Written task> Copy out all lines in the data below containing the string "mention".

Exercise material>
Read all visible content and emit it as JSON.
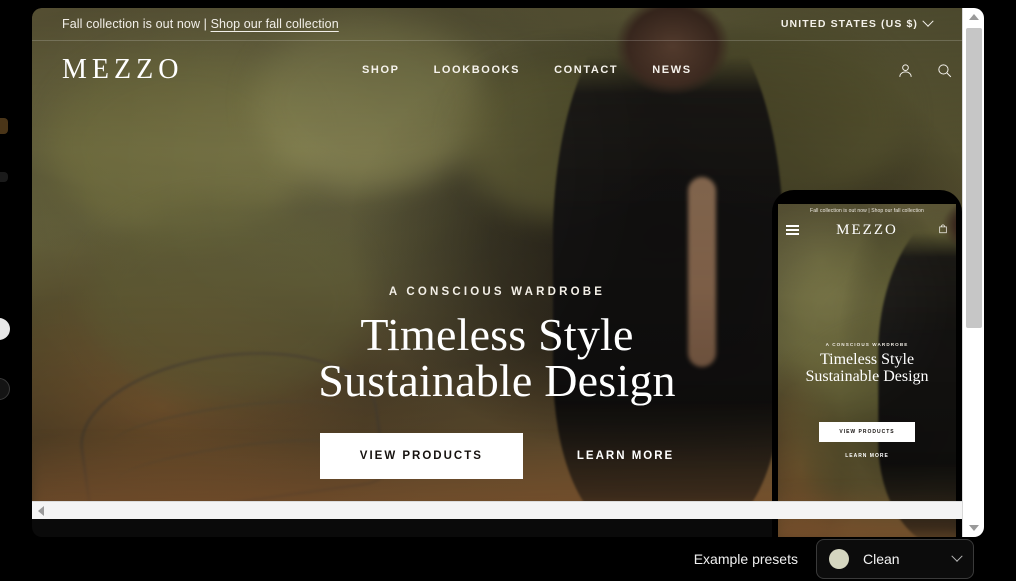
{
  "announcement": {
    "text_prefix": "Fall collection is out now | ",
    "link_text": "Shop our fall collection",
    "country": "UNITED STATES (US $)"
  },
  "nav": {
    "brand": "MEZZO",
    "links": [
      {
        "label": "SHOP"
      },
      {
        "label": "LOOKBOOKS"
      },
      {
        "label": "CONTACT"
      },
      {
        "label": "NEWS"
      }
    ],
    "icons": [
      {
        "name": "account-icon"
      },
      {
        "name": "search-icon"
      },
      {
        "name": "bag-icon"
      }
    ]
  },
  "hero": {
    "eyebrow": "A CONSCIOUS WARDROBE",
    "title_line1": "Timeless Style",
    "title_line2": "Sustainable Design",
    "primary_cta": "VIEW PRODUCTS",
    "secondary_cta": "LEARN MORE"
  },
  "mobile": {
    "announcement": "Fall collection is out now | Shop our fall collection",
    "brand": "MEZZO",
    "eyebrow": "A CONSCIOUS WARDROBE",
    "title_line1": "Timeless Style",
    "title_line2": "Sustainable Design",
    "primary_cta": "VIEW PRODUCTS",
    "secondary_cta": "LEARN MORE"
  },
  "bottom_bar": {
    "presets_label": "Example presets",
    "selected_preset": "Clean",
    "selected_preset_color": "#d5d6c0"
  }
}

---

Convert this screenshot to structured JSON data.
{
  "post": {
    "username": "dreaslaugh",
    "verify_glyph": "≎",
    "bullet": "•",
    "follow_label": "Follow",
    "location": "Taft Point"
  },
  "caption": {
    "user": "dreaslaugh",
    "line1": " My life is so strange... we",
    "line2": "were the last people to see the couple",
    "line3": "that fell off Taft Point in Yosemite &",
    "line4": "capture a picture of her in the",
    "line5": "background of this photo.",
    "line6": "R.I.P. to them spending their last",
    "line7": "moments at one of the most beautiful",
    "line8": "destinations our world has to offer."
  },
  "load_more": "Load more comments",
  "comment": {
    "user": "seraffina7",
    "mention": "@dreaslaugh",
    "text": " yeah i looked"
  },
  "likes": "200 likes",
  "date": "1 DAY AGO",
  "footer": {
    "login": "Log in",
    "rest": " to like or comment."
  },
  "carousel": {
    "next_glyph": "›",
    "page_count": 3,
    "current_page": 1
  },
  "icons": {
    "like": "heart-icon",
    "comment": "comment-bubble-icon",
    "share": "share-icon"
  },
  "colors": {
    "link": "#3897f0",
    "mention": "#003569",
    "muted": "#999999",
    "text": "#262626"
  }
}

Exercise solution>
    "mention": "@dreaslaugh",
    "mention": "#003569",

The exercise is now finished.